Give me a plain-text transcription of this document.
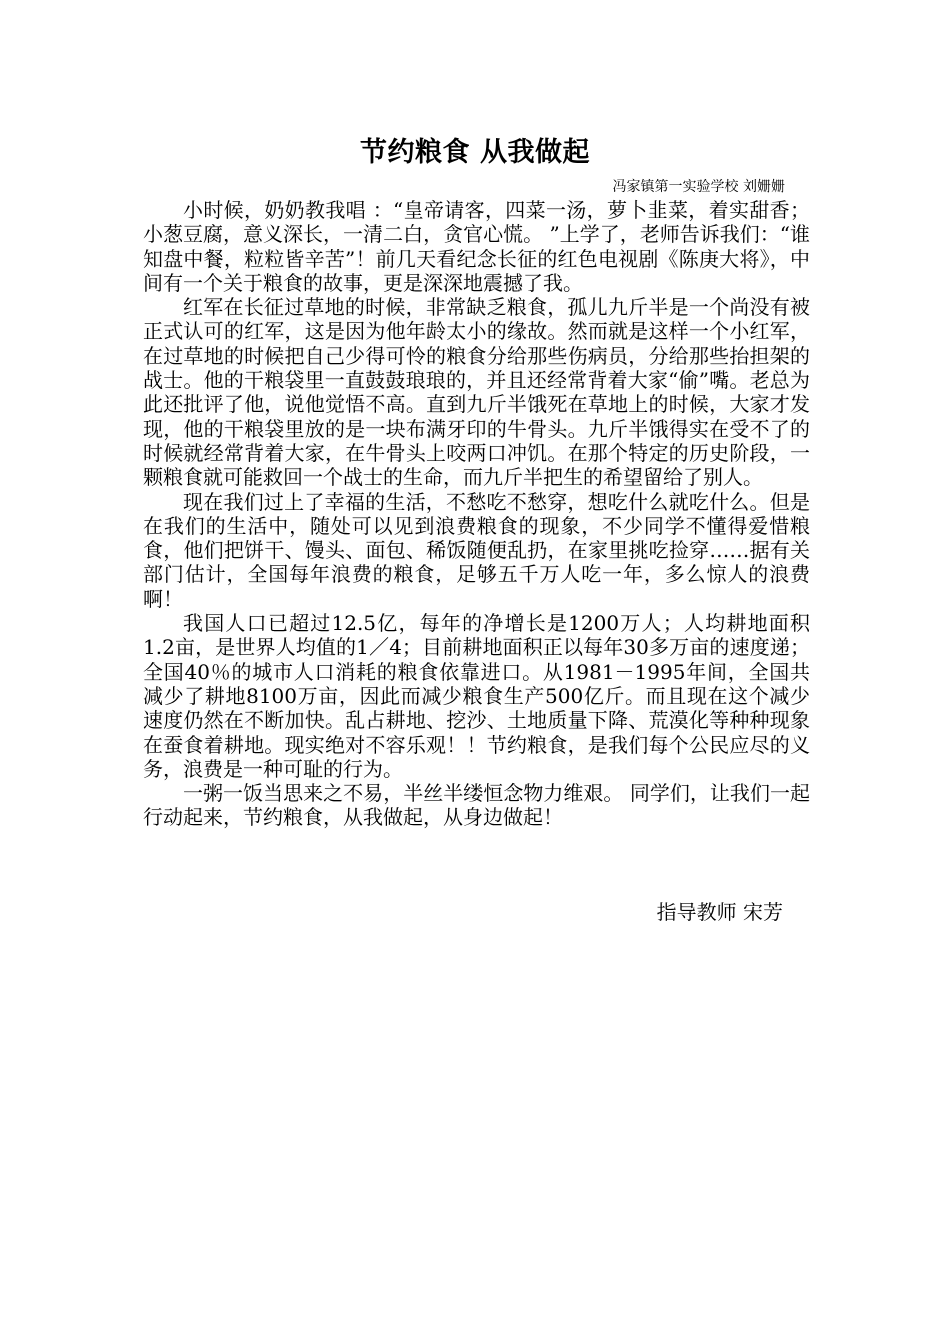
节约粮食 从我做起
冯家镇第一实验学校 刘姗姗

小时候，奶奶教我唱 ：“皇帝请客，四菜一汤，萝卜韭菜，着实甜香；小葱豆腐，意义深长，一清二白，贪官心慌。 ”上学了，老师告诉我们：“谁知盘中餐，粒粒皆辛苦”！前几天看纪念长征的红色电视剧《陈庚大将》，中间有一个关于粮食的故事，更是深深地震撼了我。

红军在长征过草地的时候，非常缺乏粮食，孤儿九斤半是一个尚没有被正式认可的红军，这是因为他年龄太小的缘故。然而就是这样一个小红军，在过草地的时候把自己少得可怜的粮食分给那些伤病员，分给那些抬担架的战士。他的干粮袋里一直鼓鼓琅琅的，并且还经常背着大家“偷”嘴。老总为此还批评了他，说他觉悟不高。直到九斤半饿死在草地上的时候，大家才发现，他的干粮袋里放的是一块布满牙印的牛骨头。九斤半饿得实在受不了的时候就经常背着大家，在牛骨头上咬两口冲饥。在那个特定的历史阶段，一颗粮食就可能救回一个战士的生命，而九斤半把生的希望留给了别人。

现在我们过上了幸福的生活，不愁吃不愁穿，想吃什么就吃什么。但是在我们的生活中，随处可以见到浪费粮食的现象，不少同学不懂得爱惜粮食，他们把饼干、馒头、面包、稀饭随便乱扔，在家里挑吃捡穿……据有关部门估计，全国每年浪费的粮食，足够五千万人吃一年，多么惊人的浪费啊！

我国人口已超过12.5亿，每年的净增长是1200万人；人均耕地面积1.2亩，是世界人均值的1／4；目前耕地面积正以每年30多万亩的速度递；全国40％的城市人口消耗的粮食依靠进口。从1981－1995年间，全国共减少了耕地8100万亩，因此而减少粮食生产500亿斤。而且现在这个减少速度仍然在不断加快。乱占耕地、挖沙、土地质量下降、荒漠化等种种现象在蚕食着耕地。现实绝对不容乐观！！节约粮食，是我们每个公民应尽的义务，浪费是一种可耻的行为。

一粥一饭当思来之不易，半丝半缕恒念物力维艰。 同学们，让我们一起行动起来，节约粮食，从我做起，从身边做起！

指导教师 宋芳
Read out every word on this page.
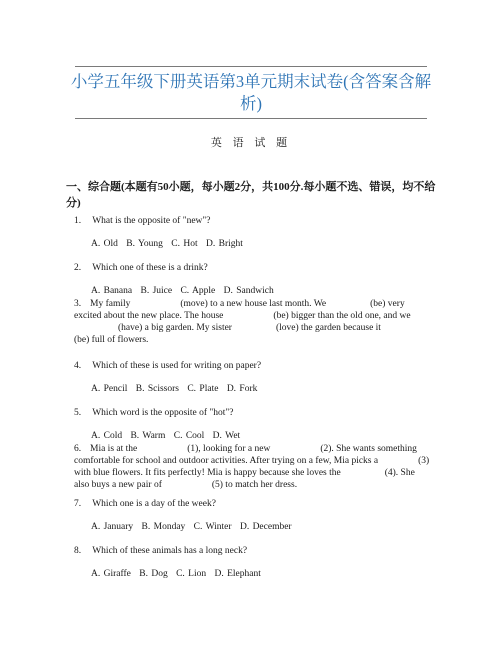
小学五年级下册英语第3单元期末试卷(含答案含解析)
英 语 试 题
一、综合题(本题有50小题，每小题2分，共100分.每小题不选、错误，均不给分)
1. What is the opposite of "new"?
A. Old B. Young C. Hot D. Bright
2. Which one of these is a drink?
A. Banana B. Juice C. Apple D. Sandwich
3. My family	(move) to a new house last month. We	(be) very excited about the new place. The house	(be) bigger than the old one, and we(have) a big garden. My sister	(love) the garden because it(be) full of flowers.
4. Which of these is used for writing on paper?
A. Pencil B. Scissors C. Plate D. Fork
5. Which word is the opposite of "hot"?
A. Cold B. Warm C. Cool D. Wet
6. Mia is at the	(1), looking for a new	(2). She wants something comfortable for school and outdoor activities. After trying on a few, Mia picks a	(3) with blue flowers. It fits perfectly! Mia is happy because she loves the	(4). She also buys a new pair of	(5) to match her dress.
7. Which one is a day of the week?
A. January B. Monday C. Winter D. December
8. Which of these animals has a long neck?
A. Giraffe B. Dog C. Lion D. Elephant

^^^^

_WHAT THE TASK ASKS_: Where a line holds the string "because", copy that line.

_TASK ANSWER_:
3. My family	(move) to a new house last month. We	(be) very excited about the new place. The house	(be) bigger than the old one, and we(have) a big garden. My sister	(love) the garden because it(be) full of flowers.
6. Mia is at the	(1), looking for a new	(2). She wants something comfortable for school and outdoor activities. After trying on a few, Mia picks a	(3) with blue flowers. It fits perfectly! Mia is happy because she loves the	(4). She also buys a new pair of	(5) to match her dress.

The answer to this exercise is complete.